Da fare —
Puoi riportare in una tabella Markdown il tratto delle voci che va dall'inizio fino alla riga che contiene "text-line: 按照同样方法，有人也许会认为 4—4", compresa, con le colonne "Numero" e "Riga" e omettendo le righe vuote?

(Voci da una raccolta)
╔══
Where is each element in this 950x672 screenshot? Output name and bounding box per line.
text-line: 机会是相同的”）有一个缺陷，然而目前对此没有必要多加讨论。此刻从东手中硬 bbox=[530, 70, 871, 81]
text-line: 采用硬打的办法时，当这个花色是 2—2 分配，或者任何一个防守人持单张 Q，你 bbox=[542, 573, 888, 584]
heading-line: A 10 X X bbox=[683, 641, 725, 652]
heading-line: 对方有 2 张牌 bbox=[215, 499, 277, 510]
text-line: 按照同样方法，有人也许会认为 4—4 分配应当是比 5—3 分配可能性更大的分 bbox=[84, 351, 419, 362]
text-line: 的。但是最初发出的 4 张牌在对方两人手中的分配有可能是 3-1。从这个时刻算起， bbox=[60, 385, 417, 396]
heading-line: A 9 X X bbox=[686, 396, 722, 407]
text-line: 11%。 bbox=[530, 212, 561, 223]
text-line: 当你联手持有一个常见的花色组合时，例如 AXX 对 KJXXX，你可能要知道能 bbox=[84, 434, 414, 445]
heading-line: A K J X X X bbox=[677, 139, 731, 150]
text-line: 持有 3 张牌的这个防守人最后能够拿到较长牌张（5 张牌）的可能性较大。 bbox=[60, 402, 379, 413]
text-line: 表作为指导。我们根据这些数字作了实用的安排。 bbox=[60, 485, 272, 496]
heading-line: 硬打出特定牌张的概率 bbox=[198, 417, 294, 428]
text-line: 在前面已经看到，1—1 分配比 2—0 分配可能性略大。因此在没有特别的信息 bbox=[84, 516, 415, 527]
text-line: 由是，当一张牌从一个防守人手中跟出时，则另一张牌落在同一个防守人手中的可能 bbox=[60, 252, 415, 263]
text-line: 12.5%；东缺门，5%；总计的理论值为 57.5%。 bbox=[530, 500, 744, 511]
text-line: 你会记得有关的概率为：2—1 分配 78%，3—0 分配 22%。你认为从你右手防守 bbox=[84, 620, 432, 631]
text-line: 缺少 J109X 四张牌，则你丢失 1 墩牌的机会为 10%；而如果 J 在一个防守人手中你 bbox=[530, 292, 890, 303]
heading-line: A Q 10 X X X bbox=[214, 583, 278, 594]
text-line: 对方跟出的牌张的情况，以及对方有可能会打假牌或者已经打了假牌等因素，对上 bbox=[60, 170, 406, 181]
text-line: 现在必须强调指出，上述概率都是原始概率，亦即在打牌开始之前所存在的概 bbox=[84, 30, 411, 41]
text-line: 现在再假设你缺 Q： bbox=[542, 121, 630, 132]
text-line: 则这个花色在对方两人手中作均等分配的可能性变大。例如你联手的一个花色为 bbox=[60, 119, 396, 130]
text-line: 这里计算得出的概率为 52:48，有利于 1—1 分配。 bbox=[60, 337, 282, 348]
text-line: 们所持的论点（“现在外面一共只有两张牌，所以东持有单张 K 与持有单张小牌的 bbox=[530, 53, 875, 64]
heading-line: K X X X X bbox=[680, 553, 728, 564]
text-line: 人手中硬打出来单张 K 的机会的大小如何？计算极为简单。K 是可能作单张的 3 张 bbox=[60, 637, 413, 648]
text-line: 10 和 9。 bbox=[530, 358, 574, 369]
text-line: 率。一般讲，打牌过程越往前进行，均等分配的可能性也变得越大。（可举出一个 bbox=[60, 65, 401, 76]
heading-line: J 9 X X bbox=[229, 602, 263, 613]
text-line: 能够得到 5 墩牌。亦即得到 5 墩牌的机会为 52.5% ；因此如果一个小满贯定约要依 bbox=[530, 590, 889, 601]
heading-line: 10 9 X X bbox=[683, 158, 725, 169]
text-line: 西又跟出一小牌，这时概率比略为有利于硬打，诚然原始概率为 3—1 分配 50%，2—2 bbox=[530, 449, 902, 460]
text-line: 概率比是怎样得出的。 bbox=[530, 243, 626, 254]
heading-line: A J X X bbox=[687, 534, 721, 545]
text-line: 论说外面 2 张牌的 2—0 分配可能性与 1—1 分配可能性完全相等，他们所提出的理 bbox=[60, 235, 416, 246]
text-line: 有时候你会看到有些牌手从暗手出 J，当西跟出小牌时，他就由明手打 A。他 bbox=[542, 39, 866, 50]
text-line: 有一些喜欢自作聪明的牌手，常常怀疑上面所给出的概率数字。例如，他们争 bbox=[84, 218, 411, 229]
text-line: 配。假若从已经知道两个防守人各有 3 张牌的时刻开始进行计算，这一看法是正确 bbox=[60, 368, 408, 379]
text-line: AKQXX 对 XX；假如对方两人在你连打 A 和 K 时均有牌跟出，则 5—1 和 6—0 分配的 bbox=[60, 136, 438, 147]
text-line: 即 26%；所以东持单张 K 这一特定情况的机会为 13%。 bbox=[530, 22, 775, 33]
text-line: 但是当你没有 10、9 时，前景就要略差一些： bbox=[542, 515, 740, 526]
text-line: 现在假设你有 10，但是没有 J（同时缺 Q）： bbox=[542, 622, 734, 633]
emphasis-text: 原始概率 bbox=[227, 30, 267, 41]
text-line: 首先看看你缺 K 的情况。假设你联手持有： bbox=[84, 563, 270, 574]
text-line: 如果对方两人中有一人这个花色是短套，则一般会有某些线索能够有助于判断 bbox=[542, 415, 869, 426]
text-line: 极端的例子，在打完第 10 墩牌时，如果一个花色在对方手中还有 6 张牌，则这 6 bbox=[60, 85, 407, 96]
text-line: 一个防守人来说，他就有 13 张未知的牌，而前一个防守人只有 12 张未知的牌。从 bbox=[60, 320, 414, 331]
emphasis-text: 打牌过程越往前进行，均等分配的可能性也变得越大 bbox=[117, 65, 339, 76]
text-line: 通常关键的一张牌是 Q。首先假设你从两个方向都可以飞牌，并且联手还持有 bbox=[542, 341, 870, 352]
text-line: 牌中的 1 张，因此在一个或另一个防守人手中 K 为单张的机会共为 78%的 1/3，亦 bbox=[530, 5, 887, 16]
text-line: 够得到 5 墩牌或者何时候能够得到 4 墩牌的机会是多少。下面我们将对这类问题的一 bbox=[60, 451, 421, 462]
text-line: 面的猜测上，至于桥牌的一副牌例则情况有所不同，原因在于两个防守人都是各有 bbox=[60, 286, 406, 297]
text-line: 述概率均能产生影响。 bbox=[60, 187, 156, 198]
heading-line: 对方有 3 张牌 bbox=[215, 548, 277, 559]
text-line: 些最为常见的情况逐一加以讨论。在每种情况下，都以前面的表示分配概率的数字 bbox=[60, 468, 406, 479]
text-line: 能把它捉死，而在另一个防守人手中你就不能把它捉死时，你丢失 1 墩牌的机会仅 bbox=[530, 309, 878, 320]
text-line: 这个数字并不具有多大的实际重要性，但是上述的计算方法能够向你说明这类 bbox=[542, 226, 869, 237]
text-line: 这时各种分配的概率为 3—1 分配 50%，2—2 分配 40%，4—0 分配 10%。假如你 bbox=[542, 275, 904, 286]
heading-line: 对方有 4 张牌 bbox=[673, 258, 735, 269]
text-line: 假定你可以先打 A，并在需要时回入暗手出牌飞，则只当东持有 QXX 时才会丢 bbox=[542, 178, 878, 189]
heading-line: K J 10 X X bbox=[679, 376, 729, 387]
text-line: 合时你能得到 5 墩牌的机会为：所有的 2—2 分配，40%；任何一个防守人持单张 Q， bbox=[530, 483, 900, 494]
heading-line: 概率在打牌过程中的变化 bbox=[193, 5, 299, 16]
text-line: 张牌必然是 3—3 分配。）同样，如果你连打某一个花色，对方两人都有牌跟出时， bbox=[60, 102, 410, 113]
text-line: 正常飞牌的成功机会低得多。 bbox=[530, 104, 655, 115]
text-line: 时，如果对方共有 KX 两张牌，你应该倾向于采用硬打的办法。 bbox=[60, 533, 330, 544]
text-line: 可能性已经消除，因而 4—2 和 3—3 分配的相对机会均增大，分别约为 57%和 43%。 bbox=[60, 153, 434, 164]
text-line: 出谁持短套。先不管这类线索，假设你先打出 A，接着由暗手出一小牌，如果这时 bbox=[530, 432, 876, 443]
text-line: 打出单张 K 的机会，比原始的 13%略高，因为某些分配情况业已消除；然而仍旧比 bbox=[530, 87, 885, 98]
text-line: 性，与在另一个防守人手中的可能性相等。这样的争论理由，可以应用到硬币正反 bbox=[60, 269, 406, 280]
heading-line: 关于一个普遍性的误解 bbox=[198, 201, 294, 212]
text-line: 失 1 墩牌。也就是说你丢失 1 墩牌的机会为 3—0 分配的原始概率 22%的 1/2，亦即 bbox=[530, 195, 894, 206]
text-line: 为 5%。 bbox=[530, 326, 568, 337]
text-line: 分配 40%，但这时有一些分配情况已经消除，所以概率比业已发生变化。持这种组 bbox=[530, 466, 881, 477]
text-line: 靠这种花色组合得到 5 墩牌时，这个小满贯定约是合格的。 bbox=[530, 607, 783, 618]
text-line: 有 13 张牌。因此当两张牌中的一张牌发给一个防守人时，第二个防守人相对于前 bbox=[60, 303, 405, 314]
╚══
Risultato dell'esercizio —
| Numero | Riga |
|---|---|
| 1 | Where is each element in this 950x672 screenshot? Output name and bounding box per line. |
| 2 | text-line: 机会是相同的”）有一个缺陷，然而目前对此没有必要多加讨论。此刻从东手中硬 bbox=[530, 70, 871, 81] |
| 3 | text-line: 采用硬打的办法时，当这个花色是 2—2 分配，或者任何一个防守人持单张 Q，你 bbox=[542, 573, 888, 584] |
| 4 | heading-line: A 10 X X bbox=[683, 641, 725, 652] |
| 5 | heading-line: 对方有 2 张牌 bbox=[215, 499, 277, 510] |
| 6 | text-line: 按照同样方法，有人也许会认为 4—4 分配应当是比 5—3 分配可能性更大的分 bbox=[84, 351, 419, 362] |